▸ **DATASET ENTRIES**

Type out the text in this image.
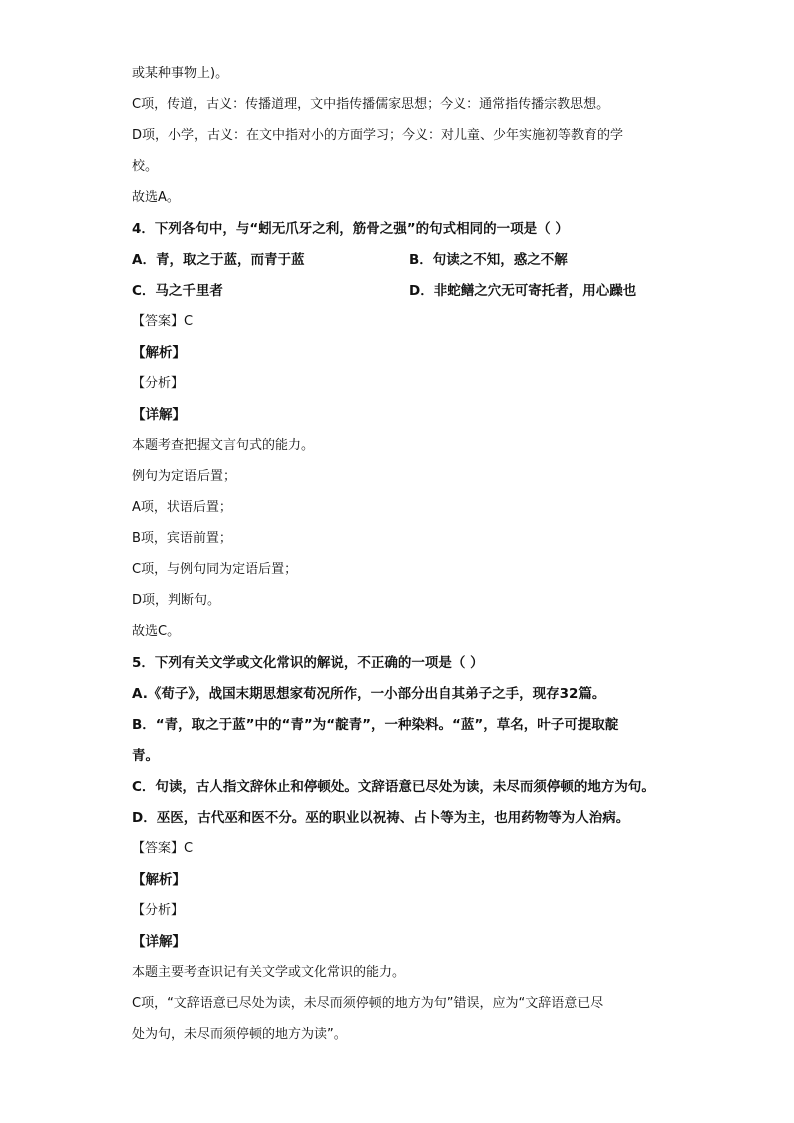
或某种事物上)。
C项，传道，古义：传播道理，文中指传播儒家思想；今义：通常指传播宗教思想。
D项，小学，古义：在文中指对小的方面学习；今义：对儿童、少年实施初等教育的学
校。
故选A。
4．下列各句中，与“蚓无爪牙之利，筋骨之强”的句式相同的一项是（ ）
A．青，取之于蓝，而青于蓝	B．句读之不知，惑之不解
C．马之千里者	D．非蛇鳝之穴无可寄托者，用心躁也
【答案】C
【解析】
【分析】
【详解】
本题考查把握文言句式的能力。
例句为定语后置；
A项，状语后置；
B项，宾语前置；
C项，与例句同为定语后置；
D项，判断句。
故选C。
5．下列有关文学或文化常识的解说，不正确的一项是（ ）
A.《荀子》，战国末期思想家荀况所作，一小部分出自其弟子之手，现存32篇。
B．“青，取之于蓝”中的“青”为“靛青”，一种染料。“蓝”，草名，叶子可提取靛
青。
C．句读，古人指文辞休止和停顿处。文辞语意已尽处为读，未尽而须停顿的地方为句。
D．巫医，古代巫和医不分。巫的职业以祝祷、占卜等为主，也用药物等为人治病。
【答案】C
【解析】
【分析】
【详解】
本题主要考查识记有关文学或文化常识的能力。
C项，“文辞语意已尽处为读，未尽而须停顿的地方为句”错误，应为“文辞语意已尽
处为句，未尽而须停顿的地方为读”。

▸ **PROBLEM DESCRIPTION**
Gather each line of the records holding the string "未尽而须停顿的地方为句".

▸ **RESULT OF THIS EXERCISE**
C．句读，古人指文辞休止和停顿处。文辞语意已尽处为读，未尽而须停顿的地方为句。
C项，“文辞语意已尽处为读，未尽而须停顿的地方为句”错误，应为“文辞语意已尽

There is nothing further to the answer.